**Page excerpt:**
══════════

# chippewa lake



## Fish2Win

has anyone fished chippewa lake in medina? if so whats in it and is their a map of it to view. thanks


----------



## Wannabitawerm

I think you need to be a resident or know a resident to fish it. If so, you may be able to get a map of it from the city.


----------



## Fish2Win

thanks for the info


----------



## Rockman

The lake has been purchased by the Medina County Park District. It is public property. Go the the park district's web site or call the office to find out how to access the lake.


----------



## WalleyeGuy

There are no ramps or public access to the lake right now.
They are starting to build the access drives and ramps now.
No topo Maps to be found.
North end is deep, south end is real shallow.
Black mud bottom on 85% of the lake.


----------



## PapawSmith

Never fished there, as it's been private so long, but I heard from friends that live there that it's a very good fishery. Looking forward to Medina completing the new park and access site so i can give it a try. 
Little note of interest, Chippewa Lake is the largest natural inland lake in the State of Ohio. That's amazing if you think about because it is not a very big body of water.

══════════

**Information supplied:**

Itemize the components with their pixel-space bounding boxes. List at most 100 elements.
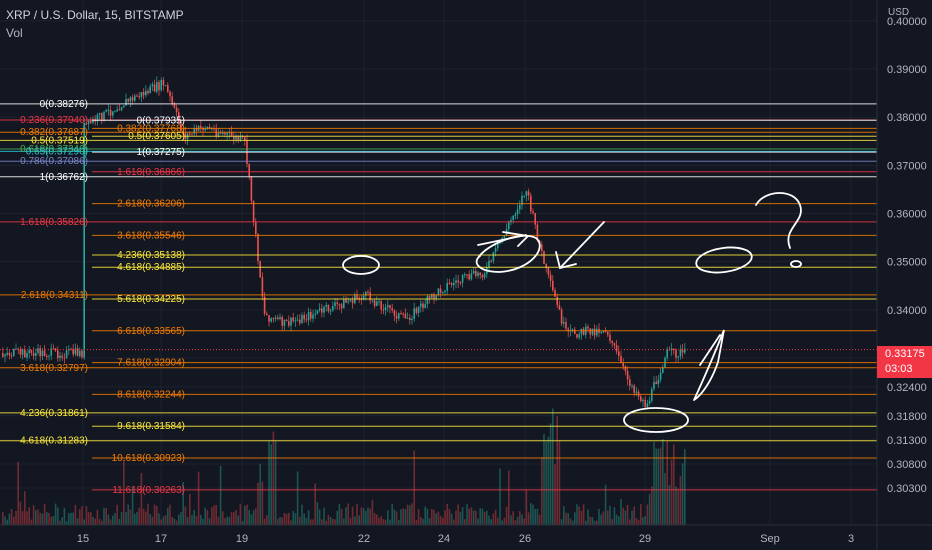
- candle-body: [563, 322, 565, 324]
- fib-level-label: 0.382(0.37687): [20, 127, 88, 138]
- volume-bar: [589, 516, 591, 525]
- volume-bar: [620, 498, 622, 525]
- annotation-arrow: [555, 221, 605, 270]
- volume-bar: [90, 512, 92, 525]
- candle-body: [134, 95, 136, 101]
- candle-body: [41, 350, 44, 357]
- volume-bar: [87, 512, 90, 525]
- candle-body: [312, 314, 314, 319]
- volume-bar: [131, 486, 134, 525]
- volume-bar: [197, 471, 200, 525]
- candle-body: [565, 322, 567, 329]
- volume-bar: [448, 509, 451, 525]
- candle-body: [552, 280, 554, 291]
- volume-bar: [422, 518, 424, 525]
- volume-bar: [675, 486, 677, 525]
- candle-body: [404, 313, 407, 319]
- volume-bar: [666, 441, 668, 525]
- candle-body: [105, 109, 107, 112]
- volume-bar: [483, 511, 486, 525]
- candle-body: [206, 127, 209, 129]
- candle-body: [120, 107, 123, 111]
- volume-bar: [327, 514, 330, 525]
- candle-body: [371, 300, 374, 302]
- time-axis-tick: 29: [639, 533, 651, 545]
- candle-body: [516, 209, 519, 215]
- annotation-arrow: [693, 329, 725, 401]
- volume-bar: [65, 520, 68, 525]
- volume-bar: [294, 513, 297, 525]
- volume-bar: [136, 511, 138, 525]
- candle-body: [492, 252, 495, 262]
- candle-body: [343, 299, 345, 309]
- volume-bar: [228, 517, 231, 525]
- candle-body: [426, 296, 429, 305]
- candle-body: [356, 294, 358, 299]
- price-axis-tick: 0.36000: [887, 209, 927, 221]
- candle-body: [202, 127, 204, 131]
- price-axis-tick: 0.40000: [887, 16, 927, 28]
- volume-bar: [222, 511, 224, 525]
- candle-body: [167, 85, 169, 92]
- candle-body: [164, 85, 167, 87]
- volume-bar: [175, 520, 178, 525]
- volume-bar: [369, 508, 371, 525]
- price-axis-panel: [877, 0, 932, 550]
- current-price-value: 0.33175: [885, 348, 925, 360]
- volume-bar: [329, 516, 332, 525]
- fib-level-label: 10.618(0.30923): [112, 453, 185, 464]
- volume-bar: [442, 517, 444, 525]
- volume-bar: [129, 509, 132, 525]
- volume-bar: [332, 518, 334, 525]
- volume-bar: [569, 518, 572, 525]
- volume-bar: [618, 516, 620, 525]
- volume-bar: [285, 513, 288, 525]
- volume-bar: [76, 518, 79, 525]
- candle-body: [235, 135, 237, 140]
- candle-body: [332, 306, 334, 311]
- candle-body: [32, 353, 35, 356]
- volume-bar: [158, 513, 160, 525]
- candle-body: [296, 319, 299, 321]
- volume-bar: [147, 503, 149, 525]
- volume-bar: [118, 518, 121, 525]
- volume-bar: [411, 503, 413, 525]
- volume-bar: [79, 509, 81, 525]
- candle-body: [433, 293, 435, 299]
- volume-bar: [186, 517, 189, 525]
- volume-bar: [347, 503, 349, 525]
- candle-body: [323, 306, 325, 313]
- candle-body: [98, 113, 101, 115]
- volume-bar: [609, 505, 611, 525]
- candle-body: [611, 340, 613, 344]
- volume-bar: [35, 510, 37, 525]
- volume-bar: [684, 449, 686, 525]
- volume-bar: [615, 514, 618, 525]
- volume-bar: [296, 471, 299, 525]
- candle-body: [283, 319, 286, 326]
- price-axis-tick: 0.35000: [887, 257, 927, 269]
- volume-bar: [521, 514, 523, 525]
- volume-bar: [404, 509, 407, 525]
- volume-bar: [70, 512, 72, 525]
- volume-bar: [195, 516, 198, 525]
- volume-bar: [28, 507, 30, 525]
- volume-bar: [567, 513, 569, 525]
- volume-bar: [261, 481, 264, 525]
- volume-bar: [424, 506, 426, 525]
- volume-bar: [400, 509, 402, 525]
- volume-bar: [549, 423, 552, 525]
- volume-bar: [450, 513, 453, 525]
- time-axis-panel: [0, 525, 932, 550]
- candle-body: [90, 119, 92, 123]
- candle-body: [673, 348, 675, 350]
- volume-bar: [233, 512, 235, 525]
- volume-bar: [162, 516, 165, 525]
- volume-bar: [446, 503, 448, 525]
- volume-bar: [310, 519, 312, 525]
- candle-body: [508, 222, 510, 229]
- candle-body: [420, 303, 422, 307]
- volume-bar: [633, 506, 635, 525]
- volume-bar: [444, 510, 446, 525]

══════════

**Objective 1:** Please return the passage of the Chippewa Lake thread between "The lake has" and "lake right now.", inclusive, copied word for word.
**Objective 2:** In the entries, rewrite the lines between the lines holding "- candle-body: [563, 322, 565, 324]" and "- candle-body: [426, 296, 429, 305]", inclusive, swapping "volume-bar" for "vol-bar" and changing nothing else. Give only those lines.

**Final result 1:**
The lake has been purchased by the Medina County Park District. It is public property. Go the the park district's web site or call the office to find out how to access the lake.


----------



## WalleyeGuy

There are no ramps or public access to the lake right now.

**Final result 2:**
- candle-body: [563, 322, 565, 324]
- fib-level-label: 0.382(0.37687): [20, 127, 88, 138]
- vol-bar: [589, 516, 591, 525]
- vol-bar: [620, 498, 622, 525]
- annotation-arrow: [555, 221, 605, 270]
- vol-bar: [90, 512, 92, 525]
- candle-body: [134, 95, 136, 101]
- candle-body: [41, 350, 44, 357]
- vol-bar: [87, 512, 90, 525]
- candle-body: [312, 314, 314, 319]
- vol-bar: [131, 486, 134, 525]
- vol-bar: [197, 471, 200, 525]
- candle-body: [565, 322, 567, 329]
- vol-bar: [448, 509, 451, 525]
- candle-body: [552, 280, 554, 291]
- vol-bar: [422, 518, 424, 525]
- vol-bar: [675, 486, 677, 525]
- candle-body: [404, 313, 407, 319]
- vol-bar: [666, 441, 668, 525]
- candle-body: [105, 109, 107, 112]
- vol-bar: [483, 511, 486, 525]
- candle-body: [206, 127, 209, 129]
- candle-body: [120, 107, 123, 111]
- vol-bar: [327, 514, 330, 525]
- candle-body: [371, 300, 374, 302]
- time-axis-tick: 29: [639, 533, 651, 545]
- candle-body: [516, 209, 519, 215]
- annotation-arrow: [693, 329, 725, 401]
- vol-bar: [65, 520, 68, 525]
- vol-bar: [294, 513, 297, 525]
- vol-bar: [136, 511, 138, 525]
- candle-body: [492, 252, 495, 262]
- candle-body: [343, 299, 345, 309]
- vol-bar: [228, 517, 231, 525]
- candle-body: [426, 296, 429, 305]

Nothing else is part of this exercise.